• [Stored rows]:

########

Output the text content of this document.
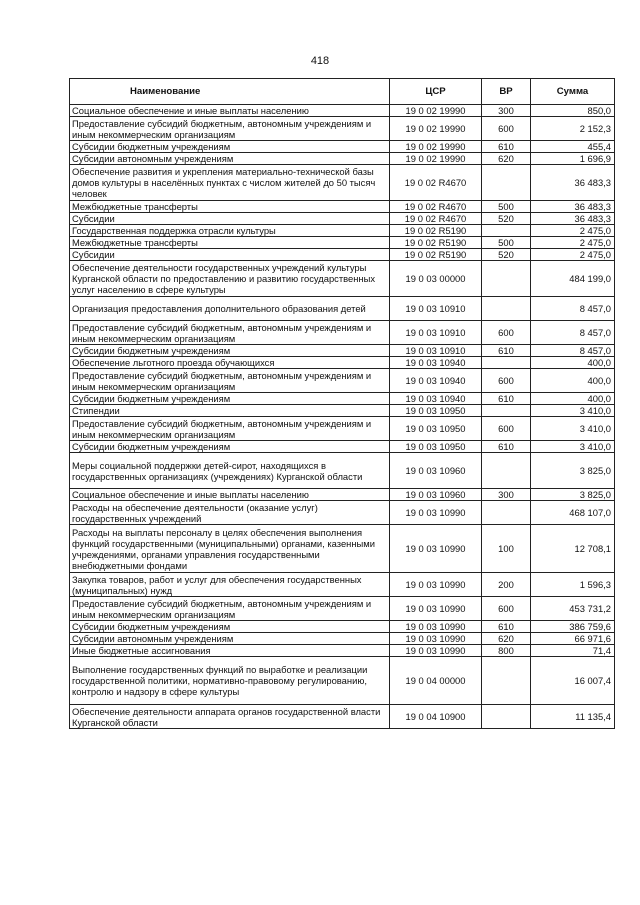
418
Наименование	ЦСР	ВР	Сумма
Социальное обеспечение и иные выплаты населению	19 0 02 19990	300	850,0
Предоставление субсидий бюджетным, автономным учреждениям и иным некоммерческим организациям	19 0 02 19990	600	2 152,3
Субсидии бюджетным учреждениям	19 0 02 19990	610	455,4
Субсидии автономным учреждениям	19 0 02 19990	620	1 696,9
Обеспечение развития и укрепления материально-технической базы домов культуры в населённых пунктах с числом жителей до 50 тысяч человек	19 0 02 R4670		36 483,3
Межбюджетные трансферты	19 0 02 R4670	500	36 483,3
Субсидии	19 0 02 R4670	520	36 483,3
Государственная поддержка отрасли культуры	19 0 02 R5190		2 475,0
Межбюджетные трансферты	19 0 02 R5190	500	2 475,0
Субсидии	19 0 02 R5190	520	2 475,0
Обеспечение деятельности государственных учреждений культуры Курганской области по предоставлению и развитию государственных услуг населению в сфере культуры	19 0 03 00000		484 199,0
Организация предоставления дополнительного образования детей	19 0 03 10910		8 457,0
Предоставление субсидий бюджетным, автономным учреждениям и иным некоммерческим организациям	19 0 03 10910	600	8 457,0
Субсидии бюджетным учреждениям	19 0 03 10910	610	8 457,0
Обеспечение льготного проезда обучающихся	19 0 03 10940		400,0
Предоставление субсидий бюджетным, автономным учреждениям и иным некоммерческим организациям	19 0 03 10940	600	400,0
Субсидии бюджетным учреждениям	19 0 03 10940	610	400,0
Стипендии	19 0 03 10950		3 410,0
Предоставление субсидий бюджетным, автономным учреждениям и иным некоммерческим организациям	19 0 03 10950	600	3 410,0
Субсидии бюджетным учреждениям	19 0 03 10950	610	3 410,0
Меры социальной поддержки детей-сирот, находящихся в государственных организациях (учреждениях) Курганской области	19 0 03 10960		3 825,0
Социальное обеспечение и иные выплаты населению	19 0 03 10960	300	3 825,0
Расходы на обеспечение деятельности (оказание услуг) государственных учреждений	19 0 03 10990		468 107,0
Расходы на выплаты персоналу в целях обеспечения выполнения функций государственными (муниципальными) органами, казенными учреждениями, органами управления государственными внебюджетными фондами	19 0 03 10990	100	12 708,1
Закупка товаров, работ и услуг для обеспечения государственных (муниципальных) нужд	19 0 03 10990	200	1 596,3
Предоставление субсидий бюджетным, автономным учреждениям и иным некоммерческим организациям	19 0 03 10990	600	453 731,2
Субсидии бюджетным учреждениям	19 0 03 10990	610	386 759,6
Субсидии автономным учреждениям	19 0 03 10990	620	66 971,6
Иные бюджетные ассигнования	19 0 03 10990	800	71,4
Выполнение государственных функций по выработке и реализации государственной политики, нормативно-правовому регулированию, контролю и надзору в сфере культуры	19 0 04 00000		16 007,4
Обеспечение деятельности аппарата органов государственной власти Курганской области	19 0 04 10900		11 135,4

########

• [Exercise objective]: Exactly reproduce each record, leaving out any pictures.

• [Exercise answer]:
Output the text content of this document.
418
Наименование	ЦСР	ВР	Сумма
Социальное обеспечение и иные выплаты населению	19 0 02 19990	300	850,0
Предоставление субсидий бюджетным, автономным учреждениям и иным некоммерческим организациям	19 0 02 19990	600	2 152,3
Субсидии бюджетным учреждениям	19 0 02 19990	610	455,4
Субсидии автономным учреждениям	19 0 02 19990	620	1 696,9
Обеспечение развития и укрепления материально-технической базы домов культуры в населённых пунктах с числом жителей до 50 тысяч человек	19 0 02 R4670		36 483,3
Межбюджетные трансферты	19 0 02 R4670	500	36 483,3
Субсидии	19 0 02 R4670	520	36 483,3
Государственная поддержка отрасли культуры	19 0 02 R5190		2 475,0
Межбюджетные трансферты	19 0 02 R5190	500	2 475,0
Субсидии	19 0 02 R5190	520	2 475,0
Обеспечение деятельности государственных учреждений культуры Курганской области по предоставлению и развитию государственных услуг населению в сфере культуры	19 0 03 00000		484 199,0
Организация предоставления дополнительного образования детей	19 0 03 10910		8 457,0
Предоставление субсидий бюджетным, автономным учреждениям и иным некоммерческим организациям	19 0 03 10910	600	8 457,0
Субсидии бюджетным учреждениям	19 0 03 10910	610	8 457,0
Обеспечение льготного проезда обучающихся	19 0 03 10940		400,0
Предоставление субсидий бюджетным, автономным учреждениям и иным некоммерческим организациям	19 0 03 10940	600	400,0
Субсидии бюджетным учреждениям	19 0 03 10940	610	400,0
Стипендии	19 0 03 10950		3 410,0
Предоставление субсидий бюджетным, автономным учреждениям и иным некоммерческим организациям	19 0 03 10950	600	3 410,0
Субсидии бюджетным учреждениям	19 0 03 10950	610	3 410,0
Меры социальной поддержки детей-сирот, находящихся в государственных организациях (учреждениях) Курганской области	19 0 03 10960		3 825,0
Социальное обеспечение и иные выплаты населению	19 0 03 10960	300	3 825,0
Расходы на обеспечение деятельности (оказание услуг) государственных учреждений	19 0 03 10990		468 107,0
Расходы на выплаты персоналу в целях обеспечения выполнения функций государственными (муниципальными) органами, казенными учреждениями, органами управления государственными внебюджетными фондами	19 0 03 10990	100	12 708,1
Закупка товаров, работ и услуг для обеспечения государственных (муниципальных) нужд	19 0 03 10990	200	1 596,3
Предоставление субсидий бюджетным, автономным учреждениям и иным некоммерческим организациям	19 0 03 10990	600	453 731,2
Субсидии бюджетным учреждениям	19 0 03 10990	610	386 759,6
Субсидии автономным учреждениям	19 0 03 10990	620	66 971,6
Иные бюджетные ассигнования	19 0 03 10990	800	71,4
Выполнение государственных функций по выработке и реализации государственной политики, нормативно-правовому регулированию, контролю и надзору в сфере культуры	19 0 04 00000		16 007,4
Обеспечение деятельности аппарата органов государственной власти Курганской области	19 0 04 10900		11 135,4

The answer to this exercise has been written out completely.